**Aim of the exercise**
Please retype the data line by line, exactly as it appears: begin at the line that has "y-tick-label: 100: [32, 687, 50, 699]" and stop after the line that has "x-tick-label: 0: [554, 700, 560, 712]".
— Start —
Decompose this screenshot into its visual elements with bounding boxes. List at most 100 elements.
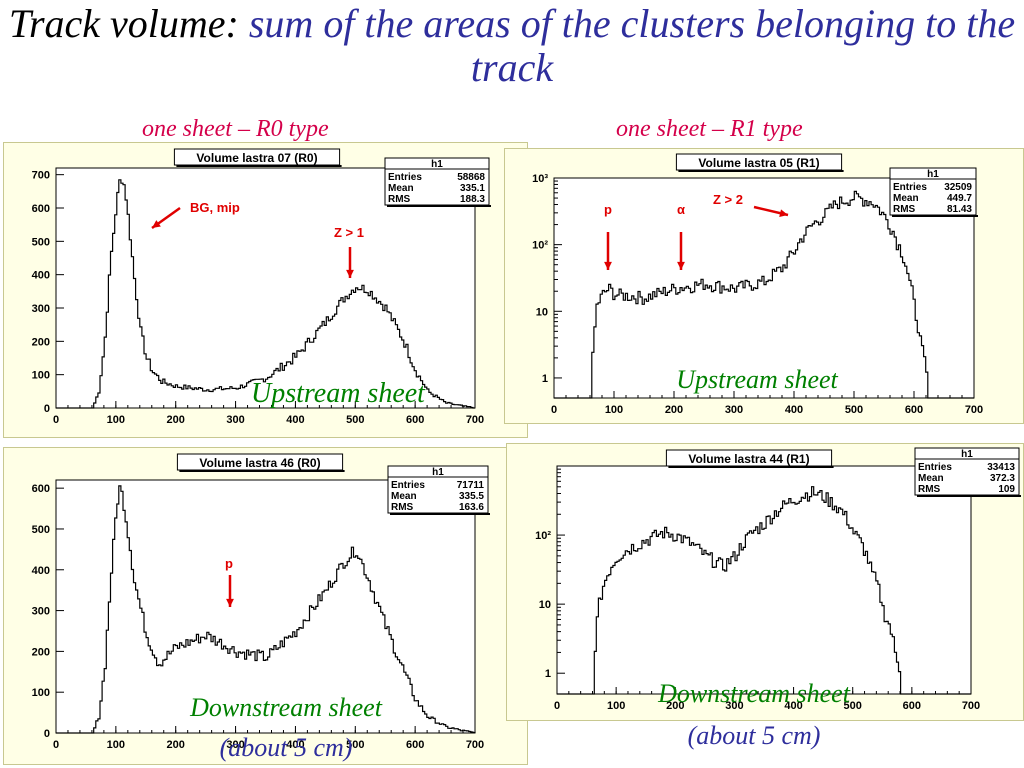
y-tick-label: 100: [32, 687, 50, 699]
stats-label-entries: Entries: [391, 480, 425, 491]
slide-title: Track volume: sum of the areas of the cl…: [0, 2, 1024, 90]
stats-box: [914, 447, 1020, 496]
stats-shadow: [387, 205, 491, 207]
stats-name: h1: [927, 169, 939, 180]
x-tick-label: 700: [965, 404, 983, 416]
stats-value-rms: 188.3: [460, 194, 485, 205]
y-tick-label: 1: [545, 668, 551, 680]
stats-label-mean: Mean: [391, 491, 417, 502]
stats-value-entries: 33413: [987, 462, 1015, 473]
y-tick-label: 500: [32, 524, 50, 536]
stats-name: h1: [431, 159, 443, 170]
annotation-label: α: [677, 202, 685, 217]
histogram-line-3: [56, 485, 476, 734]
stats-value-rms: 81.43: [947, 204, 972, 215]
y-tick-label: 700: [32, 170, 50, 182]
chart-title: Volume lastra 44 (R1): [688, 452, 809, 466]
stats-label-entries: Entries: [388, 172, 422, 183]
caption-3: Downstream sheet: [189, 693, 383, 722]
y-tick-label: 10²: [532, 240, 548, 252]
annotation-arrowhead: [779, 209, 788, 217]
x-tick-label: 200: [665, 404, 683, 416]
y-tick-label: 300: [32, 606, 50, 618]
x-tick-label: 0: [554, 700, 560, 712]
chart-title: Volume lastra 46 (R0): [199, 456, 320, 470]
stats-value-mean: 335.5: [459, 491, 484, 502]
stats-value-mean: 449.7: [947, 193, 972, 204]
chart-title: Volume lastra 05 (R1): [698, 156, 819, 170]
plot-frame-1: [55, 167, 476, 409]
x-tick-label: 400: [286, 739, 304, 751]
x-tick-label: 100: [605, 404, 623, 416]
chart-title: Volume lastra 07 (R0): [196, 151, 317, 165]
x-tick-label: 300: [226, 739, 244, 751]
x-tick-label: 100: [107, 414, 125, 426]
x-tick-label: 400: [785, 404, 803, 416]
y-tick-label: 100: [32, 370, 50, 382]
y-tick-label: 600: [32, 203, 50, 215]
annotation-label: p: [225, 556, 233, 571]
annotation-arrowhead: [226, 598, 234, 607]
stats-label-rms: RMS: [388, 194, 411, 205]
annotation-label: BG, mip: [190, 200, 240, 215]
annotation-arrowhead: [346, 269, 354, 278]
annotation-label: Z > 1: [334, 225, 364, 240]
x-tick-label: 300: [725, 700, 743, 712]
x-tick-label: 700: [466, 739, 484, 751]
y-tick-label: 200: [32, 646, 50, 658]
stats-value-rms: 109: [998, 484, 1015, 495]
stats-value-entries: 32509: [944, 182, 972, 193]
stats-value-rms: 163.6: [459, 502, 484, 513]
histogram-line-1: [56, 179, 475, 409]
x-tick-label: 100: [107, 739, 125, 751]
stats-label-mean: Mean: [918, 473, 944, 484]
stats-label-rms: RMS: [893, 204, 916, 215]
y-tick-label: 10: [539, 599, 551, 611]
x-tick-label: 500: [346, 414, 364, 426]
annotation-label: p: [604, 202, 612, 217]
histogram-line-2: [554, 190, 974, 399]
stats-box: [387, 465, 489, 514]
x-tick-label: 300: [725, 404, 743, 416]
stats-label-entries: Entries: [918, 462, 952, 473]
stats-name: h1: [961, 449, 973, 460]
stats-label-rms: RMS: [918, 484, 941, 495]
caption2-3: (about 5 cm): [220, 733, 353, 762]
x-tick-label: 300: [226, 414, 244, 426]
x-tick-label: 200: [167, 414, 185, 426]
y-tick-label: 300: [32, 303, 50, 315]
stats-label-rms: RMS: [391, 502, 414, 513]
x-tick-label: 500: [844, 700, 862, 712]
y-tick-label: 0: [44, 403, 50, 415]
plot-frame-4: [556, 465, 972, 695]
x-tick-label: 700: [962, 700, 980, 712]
— End —
**Full response**
y-tick-label: 100: [32, 687, 50, 699]
stats-label-entries: Entries: [391, 480, 425, 491]
slide-title: Track volume: sum of the areas of the cl…: [0, 2, 1024, 90]
stats-box: [914, 447, 1020, 496]
stats-shadow: [387, 205, 491, 207]
stats-name: h1: [927, 169, 939, 180]
x-tick-label: 700: [965, 404, 983, 416]
stats-value-rms: 188.3: [460, 194, 485, 205]
y-tick-label: 1: [545, 668, 551, 680]
stats-label-mean: Mean: [391, 491, 417, 502]
stats-value-entries: 33413: [987, 462, 1015, 473]
y-tick-label: 500: [32, 524, 50, 536]
stats-name: h1: [431, 159, 443, 170]
annotation-label: α: [677, 202, 685, 217]
histogram-line-3: [56, 485, 476, 734]
stats-value-rms: 81.43: [947, 204, 972, 215]
y-tick-label: 700: [32, 170, 50, 182]
chart-title: Volume lastra 44 (R1): [688, 452, 809, 466]
stats-label-entries: Entries: [388, 172, 422, 183]
caption-3: Downstream sheet: [189, 693, 383, 722]
y-tick-label: 10²: [532, 240, 548, 252]
annotation-arrowhead: [779, 209, 788, 217]
x-tick-label: 200: [665, 404, 683, 416]
y-tick-label: 300: [32, 606, 50, 618]
x-tick-label: 0: [554, 700, 560, 712]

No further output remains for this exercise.